Depuis le 3 avril, les sites des journaux français les plus célèbres (Le Monde.fr, L’express.fr, Libération.fr, Le Figaro.fr, etc.) publient, en temps réel, les infos du monde sur les implications causées par la publication de cette fameuse liste révélant des personnalités politiques, économiques, sportives et artistique. Preuve que Panama papers est en train de faire ses effets.

Les réactions suite à cette publication des noms des personnalités sont plus ou moins froides selon les pays concernés (205 au total). Elle a, cependant, soulevé un tollé général particulièrement vif dans certains pays européens comme la France, l’Islande, le Royaume-Uni, l’Australie, l’Espagne, etc. Les autres pays révélés par les médias comme la Chine, la Tunisie, le Maroc, l’Afrique du Sud, le Congo, et les États-Unis, par exemple, sont restés de marbre jusqu’ici. À croire que cette crise est presque voire totalement inexistante.

Le bilan de cette publication, politique, économique et sportif, loin d’être à son épilogue, fait déjà des malheureux. Sans la prétention de l’exhaustivité, voici quelques cas les plus médiatisés des conséquences déjà enregistrées des Panama papers :

En politique :

Le président ukrainien Petro Porochenko en mauvaise posture à cause des députés ukrainiens prêts à engager une procédure de destitution acculé, le Premier ministre islandais a déjà démissionné ; David Cameron sous pression avec son père Ian Cameron qui est mentionné dans l’affaire. Selon The Guardian, le père dirigeait un fonds d’investissement basé aux Bahamas, Blairmore Holding via le cabinet d’avocats panaméen Mossack Fonseca ; sans oublier que le FN en France est éclaboussé de plein fouet.

==================================================

- _OBJECTIF A_
Recopiez à l'identique les lignes des enregistrements, de celle qui contient « Enumerate the UI » jusqu'à celle qui contient « list-item-text: 心肌斑块状出血。 <box>125 », ces deux lignes comprises.

==================================================

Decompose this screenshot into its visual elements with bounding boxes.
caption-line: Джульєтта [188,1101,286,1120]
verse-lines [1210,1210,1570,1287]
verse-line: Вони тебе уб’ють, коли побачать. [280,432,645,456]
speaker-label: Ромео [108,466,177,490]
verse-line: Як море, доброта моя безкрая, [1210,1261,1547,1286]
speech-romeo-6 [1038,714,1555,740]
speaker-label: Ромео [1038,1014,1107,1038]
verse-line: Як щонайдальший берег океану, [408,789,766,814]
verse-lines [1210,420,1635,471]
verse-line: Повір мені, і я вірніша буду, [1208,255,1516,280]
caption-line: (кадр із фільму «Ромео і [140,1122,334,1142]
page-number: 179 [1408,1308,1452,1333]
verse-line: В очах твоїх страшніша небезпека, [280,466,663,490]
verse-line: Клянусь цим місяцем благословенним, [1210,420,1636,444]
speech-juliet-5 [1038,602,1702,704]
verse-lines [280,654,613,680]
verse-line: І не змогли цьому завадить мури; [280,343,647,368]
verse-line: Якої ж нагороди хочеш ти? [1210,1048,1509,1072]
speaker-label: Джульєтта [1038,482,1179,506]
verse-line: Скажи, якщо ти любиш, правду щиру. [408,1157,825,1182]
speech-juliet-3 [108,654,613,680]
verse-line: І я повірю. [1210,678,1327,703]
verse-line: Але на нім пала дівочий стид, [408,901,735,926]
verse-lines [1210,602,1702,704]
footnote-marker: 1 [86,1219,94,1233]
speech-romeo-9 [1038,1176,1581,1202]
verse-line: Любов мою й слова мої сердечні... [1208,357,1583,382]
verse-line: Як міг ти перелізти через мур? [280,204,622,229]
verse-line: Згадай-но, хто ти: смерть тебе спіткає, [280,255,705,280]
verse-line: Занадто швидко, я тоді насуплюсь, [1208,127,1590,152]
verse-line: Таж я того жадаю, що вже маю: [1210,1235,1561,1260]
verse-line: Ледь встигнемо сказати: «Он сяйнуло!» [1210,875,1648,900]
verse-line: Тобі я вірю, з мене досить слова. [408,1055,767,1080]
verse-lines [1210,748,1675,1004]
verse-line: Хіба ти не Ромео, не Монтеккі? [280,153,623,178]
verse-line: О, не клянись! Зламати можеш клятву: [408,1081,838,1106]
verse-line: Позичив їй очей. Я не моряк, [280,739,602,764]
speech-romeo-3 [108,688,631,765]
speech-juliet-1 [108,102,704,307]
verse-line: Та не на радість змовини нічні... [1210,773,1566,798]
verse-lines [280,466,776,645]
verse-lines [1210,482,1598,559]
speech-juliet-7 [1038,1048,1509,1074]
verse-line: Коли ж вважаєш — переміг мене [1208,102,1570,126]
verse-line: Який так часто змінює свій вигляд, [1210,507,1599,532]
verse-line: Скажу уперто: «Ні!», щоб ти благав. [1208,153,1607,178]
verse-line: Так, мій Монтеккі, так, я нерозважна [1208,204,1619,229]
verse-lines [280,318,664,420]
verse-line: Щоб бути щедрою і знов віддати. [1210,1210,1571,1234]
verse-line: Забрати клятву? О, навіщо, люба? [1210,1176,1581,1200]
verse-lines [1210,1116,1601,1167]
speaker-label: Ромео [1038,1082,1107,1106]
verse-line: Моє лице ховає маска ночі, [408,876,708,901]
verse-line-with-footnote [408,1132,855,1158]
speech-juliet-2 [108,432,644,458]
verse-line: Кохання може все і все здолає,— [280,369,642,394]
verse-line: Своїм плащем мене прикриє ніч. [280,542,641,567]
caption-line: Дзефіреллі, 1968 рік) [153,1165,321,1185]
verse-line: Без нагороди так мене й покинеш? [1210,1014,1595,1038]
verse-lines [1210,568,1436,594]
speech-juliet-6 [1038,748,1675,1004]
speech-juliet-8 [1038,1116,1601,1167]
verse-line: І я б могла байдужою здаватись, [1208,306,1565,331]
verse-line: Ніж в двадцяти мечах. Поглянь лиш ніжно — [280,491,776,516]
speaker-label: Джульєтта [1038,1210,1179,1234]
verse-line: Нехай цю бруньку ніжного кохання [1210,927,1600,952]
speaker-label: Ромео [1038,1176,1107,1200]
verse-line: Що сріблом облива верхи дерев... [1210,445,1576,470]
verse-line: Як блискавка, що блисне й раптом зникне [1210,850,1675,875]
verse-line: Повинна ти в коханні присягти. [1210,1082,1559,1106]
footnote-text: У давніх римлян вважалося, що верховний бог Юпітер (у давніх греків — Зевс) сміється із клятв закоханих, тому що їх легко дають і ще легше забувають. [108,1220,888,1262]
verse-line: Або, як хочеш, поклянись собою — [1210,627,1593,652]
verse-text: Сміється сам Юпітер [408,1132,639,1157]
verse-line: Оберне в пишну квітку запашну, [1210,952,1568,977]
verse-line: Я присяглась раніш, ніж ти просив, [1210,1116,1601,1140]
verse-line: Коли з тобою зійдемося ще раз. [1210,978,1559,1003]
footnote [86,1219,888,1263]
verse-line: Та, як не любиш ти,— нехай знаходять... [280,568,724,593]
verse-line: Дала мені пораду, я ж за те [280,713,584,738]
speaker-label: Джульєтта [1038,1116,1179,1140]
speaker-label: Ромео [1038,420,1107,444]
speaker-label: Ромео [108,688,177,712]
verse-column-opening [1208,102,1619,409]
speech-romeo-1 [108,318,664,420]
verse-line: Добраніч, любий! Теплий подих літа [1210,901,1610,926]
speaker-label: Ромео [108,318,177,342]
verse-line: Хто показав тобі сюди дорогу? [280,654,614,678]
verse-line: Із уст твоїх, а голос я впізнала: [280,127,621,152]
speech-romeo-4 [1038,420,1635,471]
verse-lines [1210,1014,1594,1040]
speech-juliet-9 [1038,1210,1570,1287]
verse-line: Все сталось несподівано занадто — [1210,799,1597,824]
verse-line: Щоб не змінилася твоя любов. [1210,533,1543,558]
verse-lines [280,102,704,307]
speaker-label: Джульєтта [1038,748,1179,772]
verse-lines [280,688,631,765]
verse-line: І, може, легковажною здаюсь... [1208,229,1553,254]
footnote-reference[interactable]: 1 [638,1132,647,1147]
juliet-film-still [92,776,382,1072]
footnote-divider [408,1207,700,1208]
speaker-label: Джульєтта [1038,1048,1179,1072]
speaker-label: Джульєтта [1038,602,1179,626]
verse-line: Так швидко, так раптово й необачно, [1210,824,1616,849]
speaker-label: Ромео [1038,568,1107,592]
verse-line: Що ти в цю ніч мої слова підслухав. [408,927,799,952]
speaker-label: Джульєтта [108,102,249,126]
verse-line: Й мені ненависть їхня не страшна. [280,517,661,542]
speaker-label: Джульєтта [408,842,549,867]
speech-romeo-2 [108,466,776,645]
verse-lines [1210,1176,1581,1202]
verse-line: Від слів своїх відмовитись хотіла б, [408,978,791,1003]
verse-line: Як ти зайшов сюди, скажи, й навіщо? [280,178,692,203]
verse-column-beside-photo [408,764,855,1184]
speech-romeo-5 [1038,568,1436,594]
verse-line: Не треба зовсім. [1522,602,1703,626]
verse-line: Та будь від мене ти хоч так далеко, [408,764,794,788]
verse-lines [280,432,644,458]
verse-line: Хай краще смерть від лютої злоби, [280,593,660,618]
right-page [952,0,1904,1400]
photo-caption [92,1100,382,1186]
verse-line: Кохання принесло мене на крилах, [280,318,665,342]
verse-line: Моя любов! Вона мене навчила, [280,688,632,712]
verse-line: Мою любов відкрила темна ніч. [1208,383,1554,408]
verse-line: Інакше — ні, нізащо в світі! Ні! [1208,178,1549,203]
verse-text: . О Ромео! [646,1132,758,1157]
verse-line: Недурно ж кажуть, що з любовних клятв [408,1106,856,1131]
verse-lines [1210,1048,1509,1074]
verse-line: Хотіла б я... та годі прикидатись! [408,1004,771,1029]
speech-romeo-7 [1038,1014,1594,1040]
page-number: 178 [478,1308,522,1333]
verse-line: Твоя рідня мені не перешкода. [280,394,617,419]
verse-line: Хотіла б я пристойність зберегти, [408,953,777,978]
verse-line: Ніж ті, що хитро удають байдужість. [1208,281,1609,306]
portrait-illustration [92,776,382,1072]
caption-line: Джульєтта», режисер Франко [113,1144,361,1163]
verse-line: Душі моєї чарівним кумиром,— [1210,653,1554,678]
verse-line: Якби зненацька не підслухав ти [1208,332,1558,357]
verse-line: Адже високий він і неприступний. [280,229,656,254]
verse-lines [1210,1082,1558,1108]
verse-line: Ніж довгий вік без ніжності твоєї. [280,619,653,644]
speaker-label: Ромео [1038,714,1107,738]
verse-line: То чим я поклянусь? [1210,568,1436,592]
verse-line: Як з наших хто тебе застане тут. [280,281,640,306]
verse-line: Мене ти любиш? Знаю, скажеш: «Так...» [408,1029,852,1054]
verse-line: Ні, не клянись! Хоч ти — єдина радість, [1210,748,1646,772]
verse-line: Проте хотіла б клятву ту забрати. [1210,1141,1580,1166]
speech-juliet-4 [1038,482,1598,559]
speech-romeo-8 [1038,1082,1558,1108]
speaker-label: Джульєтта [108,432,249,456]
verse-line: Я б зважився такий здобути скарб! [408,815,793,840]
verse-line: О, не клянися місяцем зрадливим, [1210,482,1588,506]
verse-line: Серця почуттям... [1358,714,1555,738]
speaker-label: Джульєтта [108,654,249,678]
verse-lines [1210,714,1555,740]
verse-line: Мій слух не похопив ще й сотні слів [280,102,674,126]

==================================================

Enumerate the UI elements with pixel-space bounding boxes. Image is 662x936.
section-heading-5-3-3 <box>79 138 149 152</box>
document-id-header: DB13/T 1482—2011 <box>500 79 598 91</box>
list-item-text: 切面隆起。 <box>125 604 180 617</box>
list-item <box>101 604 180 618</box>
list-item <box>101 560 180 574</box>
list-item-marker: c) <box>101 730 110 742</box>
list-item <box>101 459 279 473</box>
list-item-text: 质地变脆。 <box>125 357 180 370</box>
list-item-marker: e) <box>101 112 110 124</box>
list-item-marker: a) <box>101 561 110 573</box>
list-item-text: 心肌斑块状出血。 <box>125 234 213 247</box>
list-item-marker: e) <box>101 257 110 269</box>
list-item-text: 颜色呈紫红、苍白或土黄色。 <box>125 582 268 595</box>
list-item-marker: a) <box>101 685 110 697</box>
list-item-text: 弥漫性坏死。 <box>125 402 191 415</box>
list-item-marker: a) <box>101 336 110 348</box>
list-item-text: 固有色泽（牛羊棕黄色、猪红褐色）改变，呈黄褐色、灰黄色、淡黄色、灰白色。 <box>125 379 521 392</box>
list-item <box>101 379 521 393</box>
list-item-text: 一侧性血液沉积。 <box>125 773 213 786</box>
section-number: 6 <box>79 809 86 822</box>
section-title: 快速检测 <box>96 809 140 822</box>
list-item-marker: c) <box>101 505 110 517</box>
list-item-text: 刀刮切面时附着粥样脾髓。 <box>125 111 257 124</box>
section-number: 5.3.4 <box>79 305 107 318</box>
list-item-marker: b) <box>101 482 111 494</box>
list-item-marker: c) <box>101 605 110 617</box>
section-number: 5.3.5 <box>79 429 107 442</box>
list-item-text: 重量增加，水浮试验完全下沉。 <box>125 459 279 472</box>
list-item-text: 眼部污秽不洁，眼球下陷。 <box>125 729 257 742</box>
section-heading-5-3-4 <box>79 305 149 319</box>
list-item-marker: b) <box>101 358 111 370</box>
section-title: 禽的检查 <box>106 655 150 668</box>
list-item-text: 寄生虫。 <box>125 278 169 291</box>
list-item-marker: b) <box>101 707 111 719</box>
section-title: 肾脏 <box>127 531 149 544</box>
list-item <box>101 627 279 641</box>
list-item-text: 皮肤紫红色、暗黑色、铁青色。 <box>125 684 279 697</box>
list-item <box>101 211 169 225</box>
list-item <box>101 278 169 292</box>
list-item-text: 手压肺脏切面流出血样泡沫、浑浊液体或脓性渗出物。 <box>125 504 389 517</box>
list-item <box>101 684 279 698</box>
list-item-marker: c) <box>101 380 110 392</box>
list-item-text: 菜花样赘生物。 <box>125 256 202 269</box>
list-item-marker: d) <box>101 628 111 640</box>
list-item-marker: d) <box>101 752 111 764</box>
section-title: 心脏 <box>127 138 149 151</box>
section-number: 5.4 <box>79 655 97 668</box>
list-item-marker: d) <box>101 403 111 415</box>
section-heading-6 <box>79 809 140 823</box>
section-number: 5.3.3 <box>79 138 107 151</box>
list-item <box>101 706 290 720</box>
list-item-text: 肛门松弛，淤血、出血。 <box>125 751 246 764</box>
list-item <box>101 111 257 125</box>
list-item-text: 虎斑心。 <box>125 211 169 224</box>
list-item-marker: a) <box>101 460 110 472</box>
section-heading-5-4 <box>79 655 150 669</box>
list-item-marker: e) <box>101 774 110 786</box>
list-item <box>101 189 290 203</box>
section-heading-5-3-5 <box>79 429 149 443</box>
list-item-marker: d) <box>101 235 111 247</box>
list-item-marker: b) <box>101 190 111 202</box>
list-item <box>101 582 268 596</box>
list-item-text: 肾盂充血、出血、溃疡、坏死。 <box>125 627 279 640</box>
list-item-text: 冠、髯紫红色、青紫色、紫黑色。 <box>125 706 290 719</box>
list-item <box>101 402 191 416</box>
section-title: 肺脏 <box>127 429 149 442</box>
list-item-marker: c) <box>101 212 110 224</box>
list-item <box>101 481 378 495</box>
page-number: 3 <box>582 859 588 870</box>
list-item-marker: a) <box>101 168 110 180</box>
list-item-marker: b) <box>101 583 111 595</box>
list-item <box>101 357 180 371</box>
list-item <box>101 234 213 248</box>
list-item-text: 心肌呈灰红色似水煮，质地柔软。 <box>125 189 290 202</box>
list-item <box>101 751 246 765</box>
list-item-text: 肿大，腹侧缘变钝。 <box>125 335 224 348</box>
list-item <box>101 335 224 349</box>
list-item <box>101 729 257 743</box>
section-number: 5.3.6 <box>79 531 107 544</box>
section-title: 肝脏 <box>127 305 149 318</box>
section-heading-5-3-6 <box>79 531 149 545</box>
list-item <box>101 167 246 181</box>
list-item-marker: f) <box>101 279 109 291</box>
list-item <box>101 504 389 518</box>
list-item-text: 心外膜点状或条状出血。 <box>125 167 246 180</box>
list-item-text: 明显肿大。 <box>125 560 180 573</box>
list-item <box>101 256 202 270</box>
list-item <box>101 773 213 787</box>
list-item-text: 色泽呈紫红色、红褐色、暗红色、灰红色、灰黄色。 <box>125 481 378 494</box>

==================================================

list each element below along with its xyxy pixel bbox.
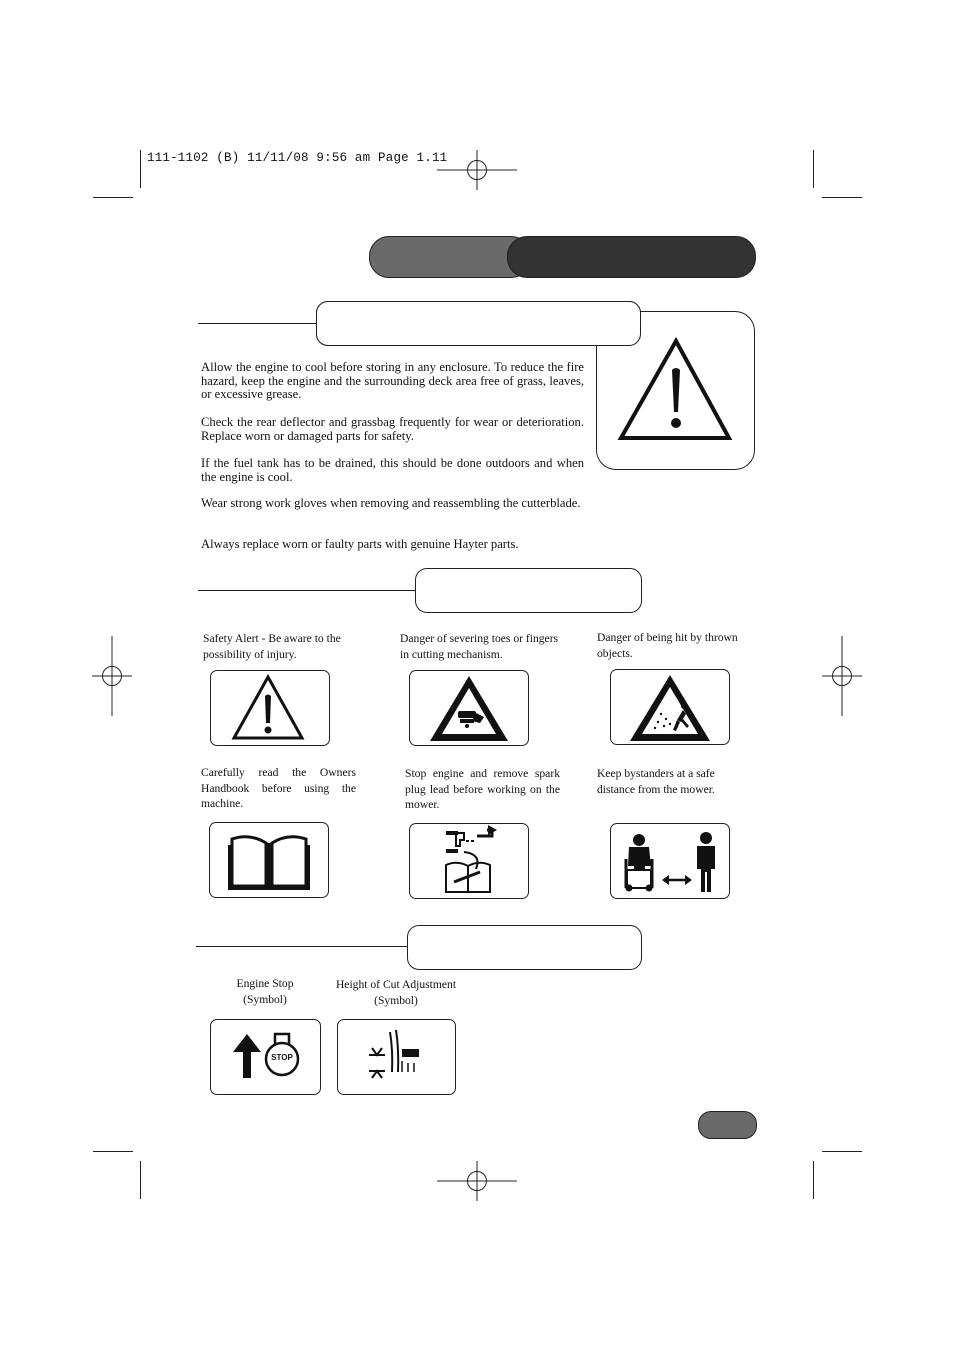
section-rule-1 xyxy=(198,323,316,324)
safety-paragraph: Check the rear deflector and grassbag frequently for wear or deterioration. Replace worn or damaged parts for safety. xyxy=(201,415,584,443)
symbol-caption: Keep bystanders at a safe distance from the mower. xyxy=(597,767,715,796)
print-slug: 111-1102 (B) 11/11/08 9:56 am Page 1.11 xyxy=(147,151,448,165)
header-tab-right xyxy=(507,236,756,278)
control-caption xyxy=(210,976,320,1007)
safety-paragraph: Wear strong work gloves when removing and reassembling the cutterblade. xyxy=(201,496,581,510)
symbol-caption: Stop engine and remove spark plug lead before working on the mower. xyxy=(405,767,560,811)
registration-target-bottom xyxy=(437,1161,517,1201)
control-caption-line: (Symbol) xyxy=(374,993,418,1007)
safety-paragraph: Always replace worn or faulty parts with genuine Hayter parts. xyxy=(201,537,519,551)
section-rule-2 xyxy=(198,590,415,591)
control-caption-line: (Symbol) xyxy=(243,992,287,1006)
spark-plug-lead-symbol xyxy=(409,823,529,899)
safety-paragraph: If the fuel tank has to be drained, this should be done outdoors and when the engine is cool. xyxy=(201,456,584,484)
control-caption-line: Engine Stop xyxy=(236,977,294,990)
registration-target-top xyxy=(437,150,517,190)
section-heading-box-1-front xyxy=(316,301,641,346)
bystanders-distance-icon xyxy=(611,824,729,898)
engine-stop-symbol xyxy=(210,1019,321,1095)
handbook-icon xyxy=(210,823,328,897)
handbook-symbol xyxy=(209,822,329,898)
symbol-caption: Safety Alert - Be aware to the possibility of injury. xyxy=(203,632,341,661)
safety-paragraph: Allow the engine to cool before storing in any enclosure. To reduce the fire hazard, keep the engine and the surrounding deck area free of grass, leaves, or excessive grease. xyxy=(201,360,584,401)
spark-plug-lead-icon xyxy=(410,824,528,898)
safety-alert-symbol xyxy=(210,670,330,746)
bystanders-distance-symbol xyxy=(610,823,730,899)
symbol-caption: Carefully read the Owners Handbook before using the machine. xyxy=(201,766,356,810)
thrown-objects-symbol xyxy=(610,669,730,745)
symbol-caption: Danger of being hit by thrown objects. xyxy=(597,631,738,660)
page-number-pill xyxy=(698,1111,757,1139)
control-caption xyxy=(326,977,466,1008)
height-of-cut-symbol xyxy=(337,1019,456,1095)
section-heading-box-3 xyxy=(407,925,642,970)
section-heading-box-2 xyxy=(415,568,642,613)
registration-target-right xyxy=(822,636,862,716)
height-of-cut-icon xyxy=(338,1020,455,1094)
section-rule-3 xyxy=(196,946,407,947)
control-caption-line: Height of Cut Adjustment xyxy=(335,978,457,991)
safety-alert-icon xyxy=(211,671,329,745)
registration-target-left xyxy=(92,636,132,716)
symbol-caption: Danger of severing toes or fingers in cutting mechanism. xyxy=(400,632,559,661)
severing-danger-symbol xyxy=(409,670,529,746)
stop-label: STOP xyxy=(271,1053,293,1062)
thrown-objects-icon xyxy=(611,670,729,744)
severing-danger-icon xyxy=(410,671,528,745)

==================================================

- _OBJECTIF B_
Veuillez retranscrire fidèlement le passage du texte sur les Panama papers allant de « Les réactions suite » jusqu'à « voire totalement inexistante. ».

- _RÉPONSE FINALE A_
Enumerate the UI elements with pixel-space bounding boxes. Image is 662x936.
section-heading-5-3-3 <box>79 138 149 152</box>
document-id-header: DB13/T 1482—2011 <box>500 79 598 91</box>
list-item-text: 切面隆起。 <box>125 604 180 617</box>
list-item <box>101 604 180 618</box>
list-item <box>101 560 180 574</box>
list-item-marker: c) <box>101 730 110 742</box>
list-item <box>101 459 279 473</box>
list-item-text: 质地变脆。 <box>125 357 180 370</box>
list-item-marker: e) <box>101 112 110 124</box>
list-item-marker: a) <box>101 561 110 573</box>
list-item-text: 心肌斑块状出血。 <box>125 234 213 247</box>

- _RÉPONSE FINALE B_
Les réactions suite à cette publication des noms des personnalités sont plus ou moins froides selon les pays concernés (205 au total). Elle a, cependant, soulevé un tollé général particulièrement vif dans certains pays européens comme la France, l’Islande, le Royaume-Uni, l’Australie, l’Espagne, etc. Les autres pays révélés par les médias comme la Chine, la Tunisie, le Maroc, l’Afrique du Sud, le Congo, et les États-Unis, par exemple, sont restés de marbre jusqu’ici. À croire que cette crise est presque voire totalement inexistante.